• Set exercise
In the records below, find the line that contains "Parse this screenshot: output". Retype that line and all the lines after it through the end, leaving out the pictures.

§

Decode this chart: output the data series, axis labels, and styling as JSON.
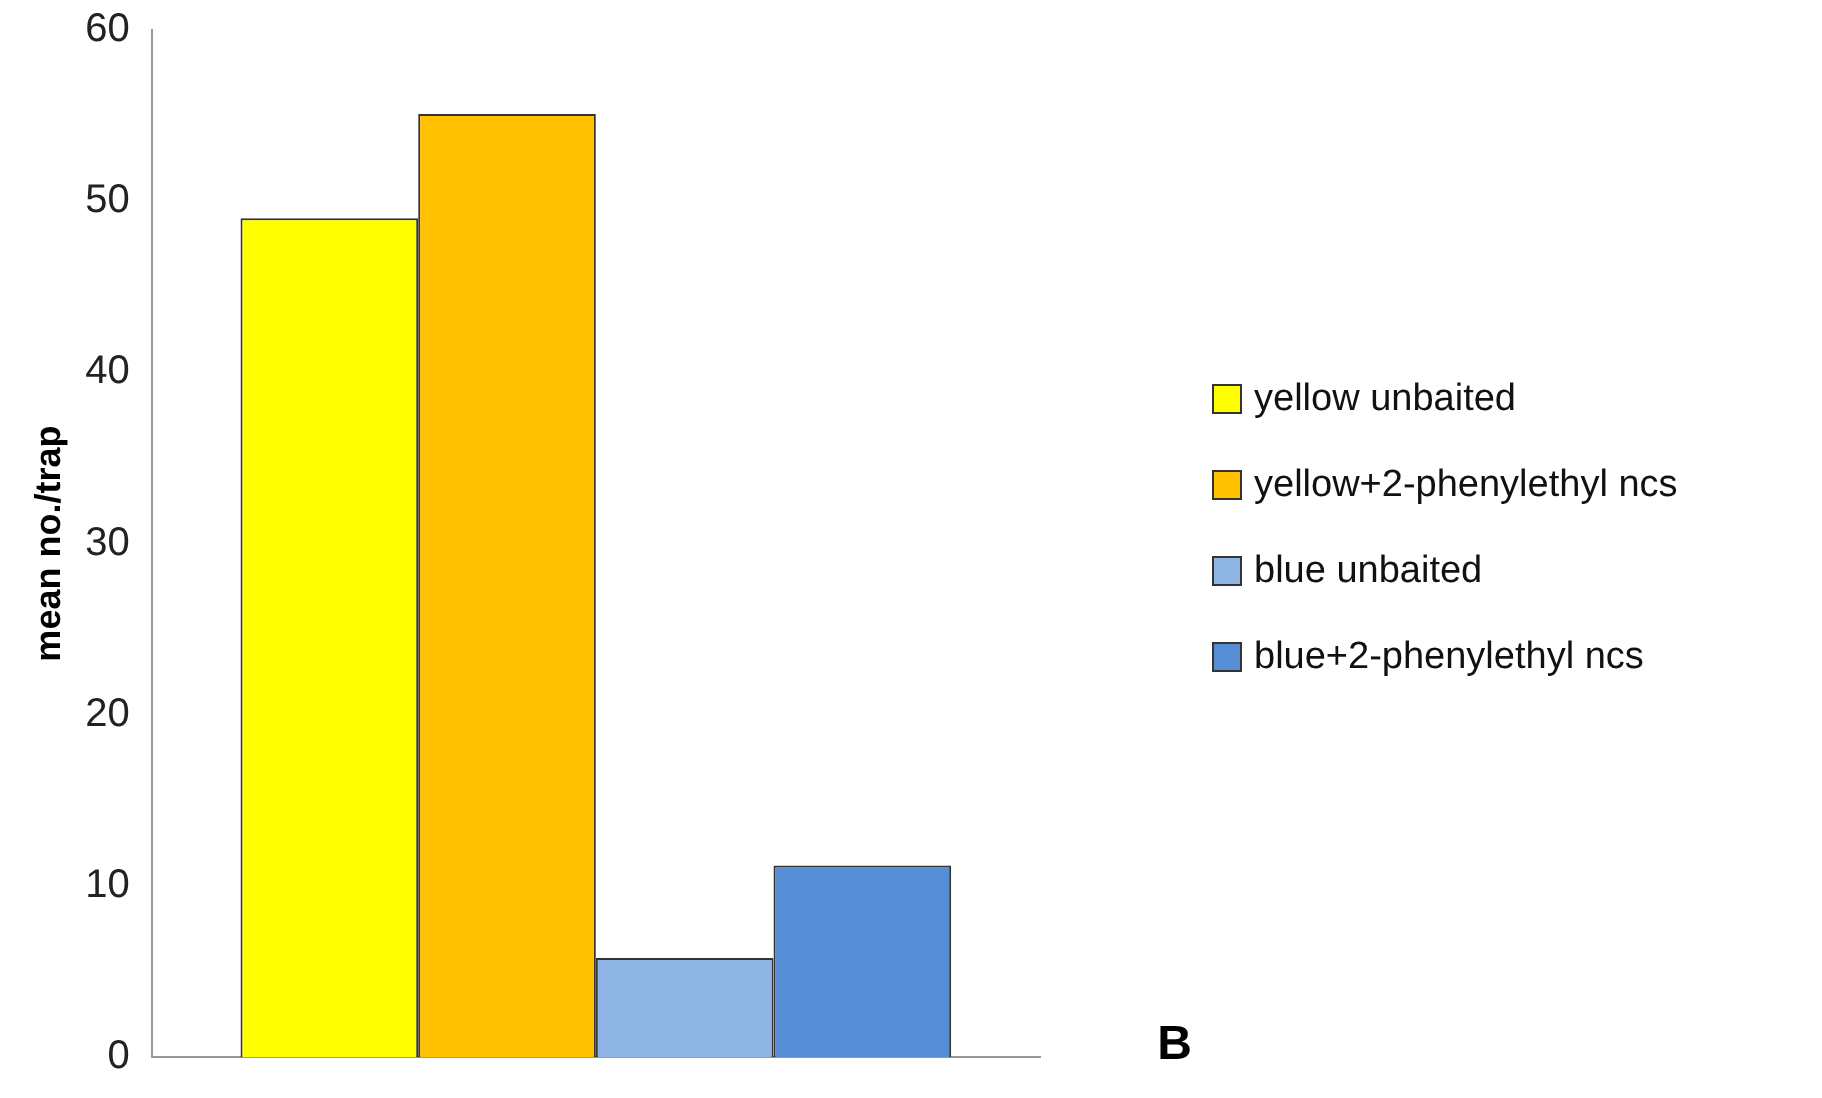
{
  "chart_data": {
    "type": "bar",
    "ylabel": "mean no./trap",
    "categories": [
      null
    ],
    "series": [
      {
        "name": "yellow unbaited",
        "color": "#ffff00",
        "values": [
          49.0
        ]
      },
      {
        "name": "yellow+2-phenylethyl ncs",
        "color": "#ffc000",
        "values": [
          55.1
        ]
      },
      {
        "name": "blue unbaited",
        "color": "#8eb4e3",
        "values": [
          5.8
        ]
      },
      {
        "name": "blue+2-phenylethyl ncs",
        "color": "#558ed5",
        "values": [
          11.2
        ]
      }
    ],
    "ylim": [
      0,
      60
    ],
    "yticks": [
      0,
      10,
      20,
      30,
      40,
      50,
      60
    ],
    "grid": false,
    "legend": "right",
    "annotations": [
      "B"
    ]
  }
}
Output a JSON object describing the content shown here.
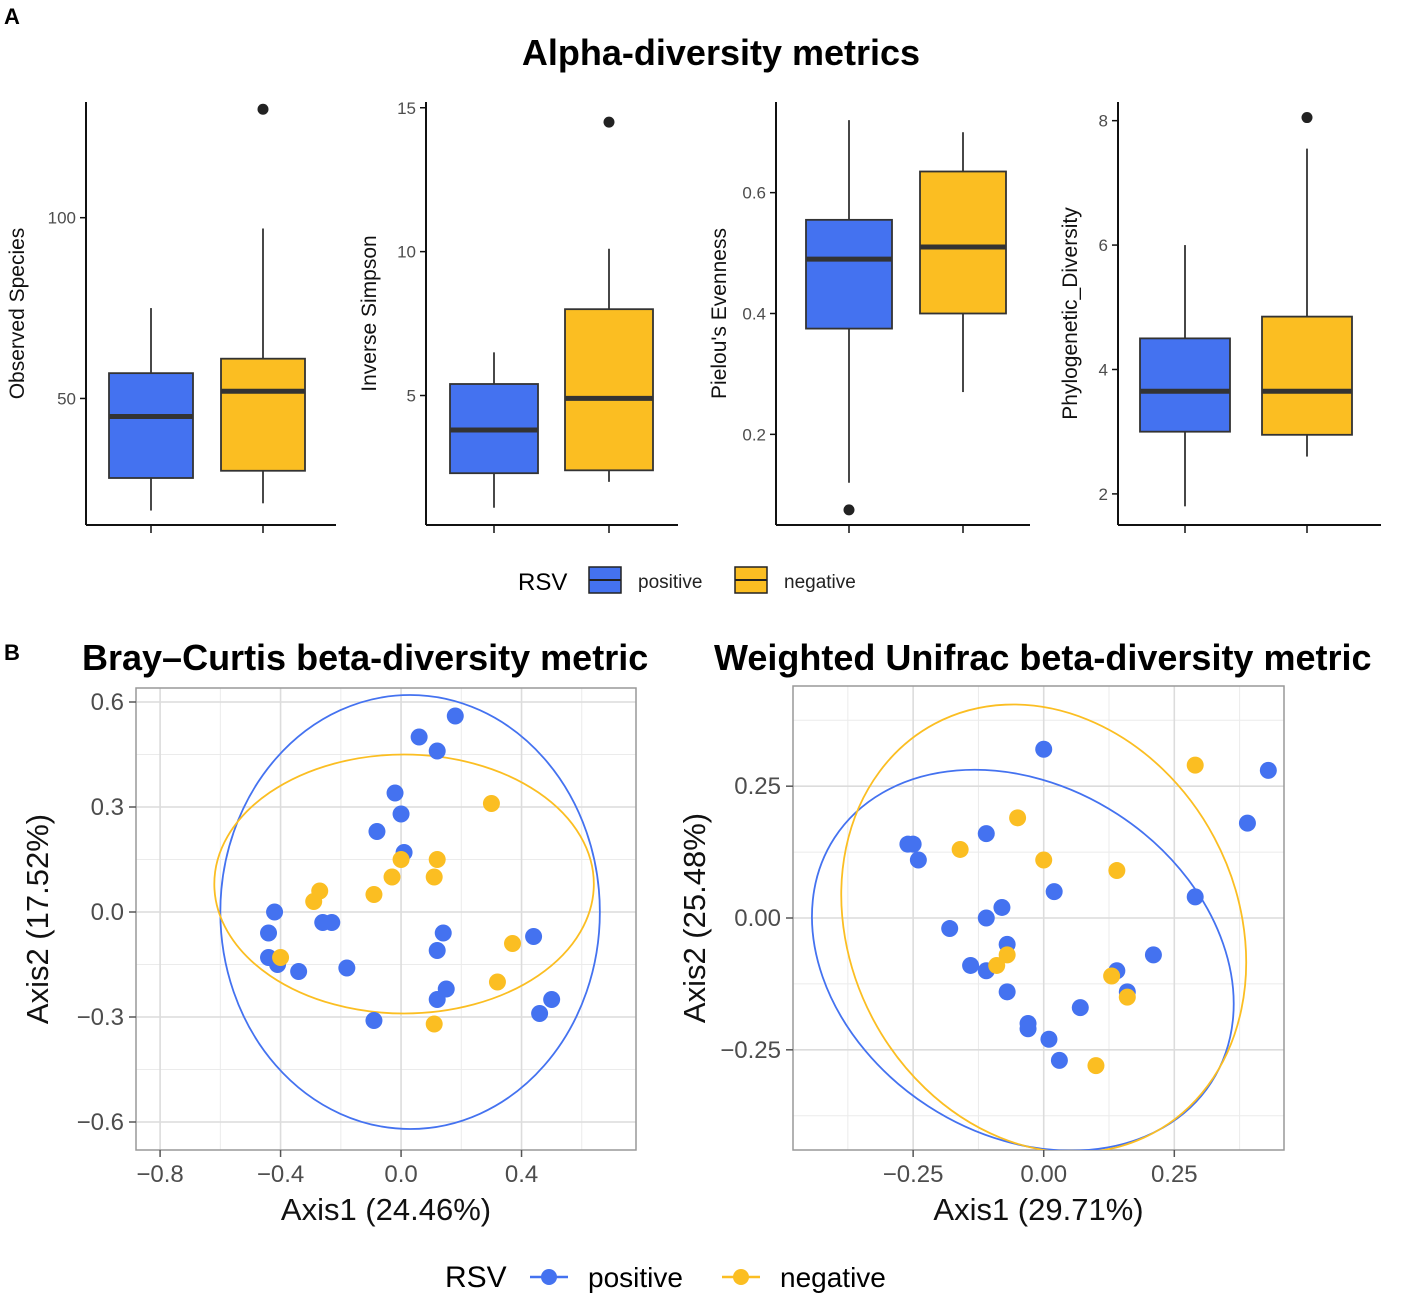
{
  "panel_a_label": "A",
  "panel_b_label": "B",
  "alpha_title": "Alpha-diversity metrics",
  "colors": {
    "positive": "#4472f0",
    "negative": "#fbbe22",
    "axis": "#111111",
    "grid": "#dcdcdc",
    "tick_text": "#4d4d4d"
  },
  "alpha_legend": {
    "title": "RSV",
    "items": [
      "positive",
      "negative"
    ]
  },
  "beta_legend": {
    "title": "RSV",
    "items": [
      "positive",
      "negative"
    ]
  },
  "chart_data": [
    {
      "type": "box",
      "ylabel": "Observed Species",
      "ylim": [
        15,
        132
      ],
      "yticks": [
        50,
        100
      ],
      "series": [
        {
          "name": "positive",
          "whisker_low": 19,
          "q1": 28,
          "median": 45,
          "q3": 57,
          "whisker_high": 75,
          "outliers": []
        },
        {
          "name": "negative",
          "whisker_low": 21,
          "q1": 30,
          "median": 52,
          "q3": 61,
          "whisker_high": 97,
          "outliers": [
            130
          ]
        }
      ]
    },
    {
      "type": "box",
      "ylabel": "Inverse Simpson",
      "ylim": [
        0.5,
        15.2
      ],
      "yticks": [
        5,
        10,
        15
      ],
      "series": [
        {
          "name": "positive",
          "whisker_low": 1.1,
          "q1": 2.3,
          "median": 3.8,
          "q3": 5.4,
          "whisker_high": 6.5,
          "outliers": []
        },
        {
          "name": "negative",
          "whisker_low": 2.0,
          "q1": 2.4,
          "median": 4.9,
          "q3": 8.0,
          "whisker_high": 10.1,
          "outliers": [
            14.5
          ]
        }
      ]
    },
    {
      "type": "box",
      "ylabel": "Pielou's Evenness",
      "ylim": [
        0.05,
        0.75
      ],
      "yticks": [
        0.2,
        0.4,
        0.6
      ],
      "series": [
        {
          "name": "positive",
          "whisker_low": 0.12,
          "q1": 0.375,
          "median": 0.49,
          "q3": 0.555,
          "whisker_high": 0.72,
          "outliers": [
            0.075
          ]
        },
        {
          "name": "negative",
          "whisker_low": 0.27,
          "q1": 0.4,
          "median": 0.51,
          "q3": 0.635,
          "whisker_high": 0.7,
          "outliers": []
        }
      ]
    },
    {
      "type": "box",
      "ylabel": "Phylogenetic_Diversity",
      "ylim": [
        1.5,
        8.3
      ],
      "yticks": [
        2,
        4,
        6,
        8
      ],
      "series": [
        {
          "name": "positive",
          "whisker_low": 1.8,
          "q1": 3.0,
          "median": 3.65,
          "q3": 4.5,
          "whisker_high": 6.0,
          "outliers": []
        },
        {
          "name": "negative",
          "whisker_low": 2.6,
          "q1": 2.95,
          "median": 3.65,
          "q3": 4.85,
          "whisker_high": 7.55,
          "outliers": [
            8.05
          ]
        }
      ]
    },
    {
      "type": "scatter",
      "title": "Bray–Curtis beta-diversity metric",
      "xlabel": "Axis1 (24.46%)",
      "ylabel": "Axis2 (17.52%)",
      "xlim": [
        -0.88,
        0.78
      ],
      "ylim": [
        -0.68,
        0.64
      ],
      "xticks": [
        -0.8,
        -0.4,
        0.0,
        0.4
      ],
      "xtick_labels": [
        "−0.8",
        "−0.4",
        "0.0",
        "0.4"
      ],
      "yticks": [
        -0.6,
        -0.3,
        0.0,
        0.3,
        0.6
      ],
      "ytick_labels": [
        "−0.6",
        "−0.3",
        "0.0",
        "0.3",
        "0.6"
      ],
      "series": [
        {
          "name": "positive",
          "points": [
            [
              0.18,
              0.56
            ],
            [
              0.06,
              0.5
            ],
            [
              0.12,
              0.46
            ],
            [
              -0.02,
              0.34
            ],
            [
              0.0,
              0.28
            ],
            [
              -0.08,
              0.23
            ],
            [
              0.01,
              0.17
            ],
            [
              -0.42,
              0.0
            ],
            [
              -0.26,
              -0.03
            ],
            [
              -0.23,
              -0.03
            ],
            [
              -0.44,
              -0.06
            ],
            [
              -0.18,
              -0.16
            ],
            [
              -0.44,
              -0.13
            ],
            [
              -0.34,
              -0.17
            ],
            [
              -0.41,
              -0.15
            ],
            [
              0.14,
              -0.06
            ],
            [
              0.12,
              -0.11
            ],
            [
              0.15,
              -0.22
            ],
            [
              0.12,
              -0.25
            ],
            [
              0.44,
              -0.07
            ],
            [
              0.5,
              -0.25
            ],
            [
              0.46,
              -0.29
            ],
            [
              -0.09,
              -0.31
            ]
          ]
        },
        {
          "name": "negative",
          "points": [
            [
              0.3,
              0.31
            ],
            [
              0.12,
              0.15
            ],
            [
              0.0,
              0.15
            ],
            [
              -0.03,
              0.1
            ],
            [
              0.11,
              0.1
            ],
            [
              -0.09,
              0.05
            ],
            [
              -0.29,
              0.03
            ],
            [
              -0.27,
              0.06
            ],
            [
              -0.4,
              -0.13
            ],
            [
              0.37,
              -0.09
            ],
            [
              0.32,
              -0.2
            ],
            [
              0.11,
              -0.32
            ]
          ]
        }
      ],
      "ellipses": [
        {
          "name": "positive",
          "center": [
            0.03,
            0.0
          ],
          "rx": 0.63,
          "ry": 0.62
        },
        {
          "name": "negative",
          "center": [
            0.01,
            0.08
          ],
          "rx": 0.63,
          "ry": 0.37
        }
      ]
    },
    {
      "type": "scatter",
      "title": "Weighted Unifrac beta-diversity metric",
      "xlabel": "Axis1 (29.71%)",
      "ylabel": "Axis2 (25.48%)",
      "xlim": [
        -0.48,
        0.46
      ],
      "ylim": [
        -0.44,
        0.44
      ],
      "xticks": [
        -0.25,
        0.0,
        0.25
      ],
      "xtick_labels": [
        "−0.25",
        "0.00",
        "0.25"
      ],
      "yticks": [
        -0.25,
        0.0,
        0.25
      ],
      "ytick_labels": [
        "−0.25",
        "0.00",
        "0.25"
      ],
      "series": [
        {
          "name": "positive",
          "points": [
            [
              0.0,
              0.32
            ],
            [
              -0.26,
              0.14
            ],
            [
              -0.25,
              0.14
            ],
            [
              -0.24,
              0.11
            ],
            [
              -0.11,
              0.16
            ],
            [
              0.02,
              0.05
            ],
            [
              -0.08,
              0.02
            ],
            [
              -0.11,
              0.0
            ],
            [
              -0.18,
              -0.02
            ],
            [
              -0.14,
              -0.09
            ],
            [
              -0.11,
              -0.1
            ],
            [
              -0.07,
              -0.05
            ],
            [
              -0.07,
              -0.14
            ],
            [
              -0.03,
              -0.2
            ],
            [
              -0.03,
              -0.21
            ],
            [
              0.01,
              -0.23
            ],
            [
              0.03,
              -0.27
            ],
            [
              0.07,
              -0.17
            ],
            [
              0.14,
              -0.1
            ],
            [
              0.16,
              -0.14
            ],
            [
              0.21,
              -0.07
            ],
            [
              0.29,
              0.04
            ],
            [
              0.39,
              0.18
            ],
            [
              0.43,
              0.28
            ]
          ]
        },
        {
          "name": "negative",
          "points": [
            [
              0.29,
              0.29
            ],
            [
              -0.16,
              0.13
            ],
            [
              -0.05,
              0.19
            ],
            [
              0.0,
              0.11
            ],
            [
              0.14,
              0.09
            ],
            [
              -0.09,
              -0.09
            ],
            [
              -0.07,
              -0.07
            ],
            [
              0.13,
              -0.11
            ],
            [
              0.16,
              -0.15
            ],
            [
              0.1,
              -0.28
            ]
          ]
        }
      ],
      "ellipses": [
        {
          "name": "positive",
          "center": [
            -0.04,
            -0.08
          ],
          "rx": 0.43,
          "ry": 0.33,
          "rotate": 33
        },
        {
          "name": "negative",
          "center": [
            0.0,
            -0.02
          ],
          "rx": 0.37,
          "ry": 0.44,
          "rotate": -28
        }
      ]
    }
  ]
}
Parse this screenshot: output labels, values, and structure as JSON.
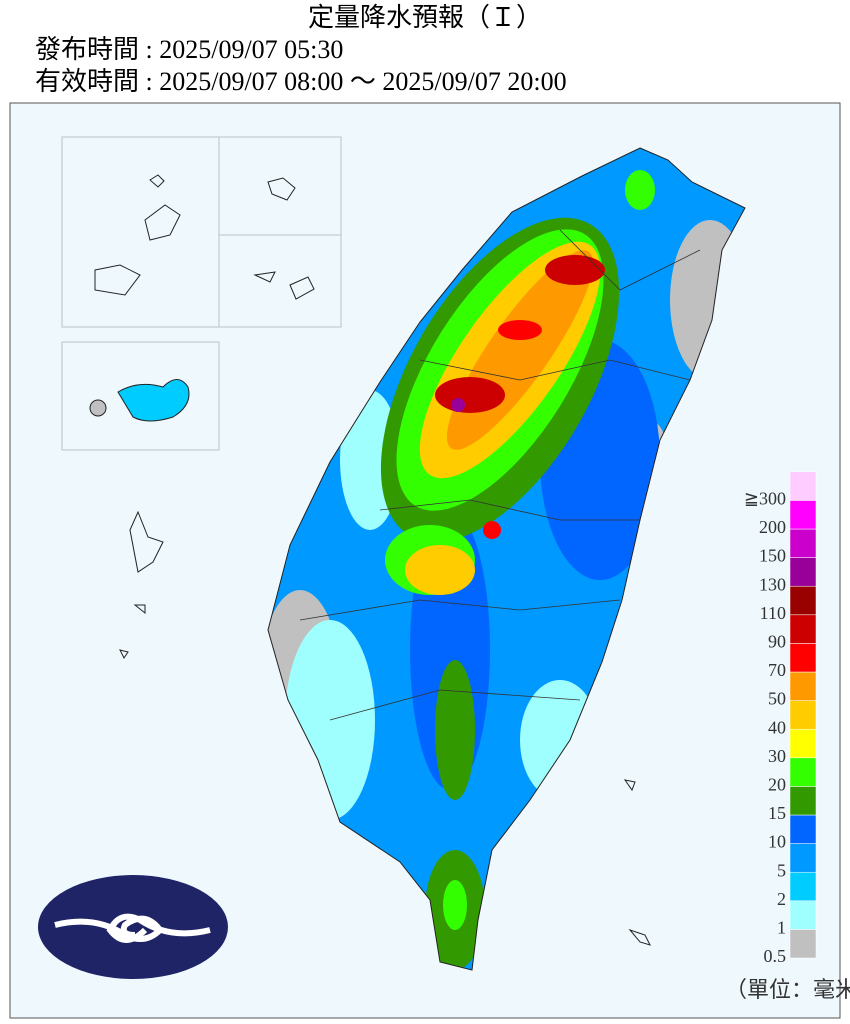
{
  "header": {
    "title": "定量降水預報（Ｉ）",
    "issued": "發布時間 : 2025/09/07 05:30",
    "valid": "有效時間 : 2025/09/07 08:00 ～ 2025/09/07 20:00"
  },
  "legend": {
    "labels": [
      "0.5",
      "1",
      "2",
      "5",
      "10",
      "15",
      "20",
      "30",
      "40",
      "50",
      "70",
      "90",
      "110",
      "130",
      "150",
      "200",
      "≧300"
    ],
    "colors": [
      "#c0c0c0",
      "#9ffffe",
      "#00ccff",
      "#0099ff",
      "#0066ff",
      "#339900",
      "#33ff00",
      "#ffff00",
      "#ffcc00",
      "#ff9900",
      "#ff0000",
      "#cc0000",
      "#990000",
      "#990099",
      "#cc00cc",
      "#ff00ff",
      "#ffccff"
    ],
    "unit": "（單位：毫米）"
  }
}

§

• Answer
Parse this screenshot: output labels, values, and structure as JSON.
{
  "header": {
    "title": "定量降水預報（Ｉ）",
    "issued": "發布時間 : 2025/09/07 05:30",
    "valid": "有效時間 : 2025/09/07 08:00 ～ 2025/09/07 20:00"
  },
  "legend": {
    "labels": [
      "0.5",
      "1",
      "2",
      "5",
      "10",
      "15",
      "20",
      "30",
      "40",
      "50",
      "70",
      "90",
      "110",
      "130",
      "150",
      "200",
      "≧300"
    ],
    "colors": [
      "#c0c0c0",
      "#9ffffe",
      "#00ccff",
      "#0099ff",
      "#0066ff",
      "#339900",
      "#33ff00",
      "#ffff00",
      "#ffcc00",
      "#ff9900",
      "#ff0000",
      "#cc0000",
      "#990000",
      "#990099",
      "#cc00cc",
      "#ff00ff",
      "#ffccff"
    ],
    "unit": "（單位：毫米）"
  }
}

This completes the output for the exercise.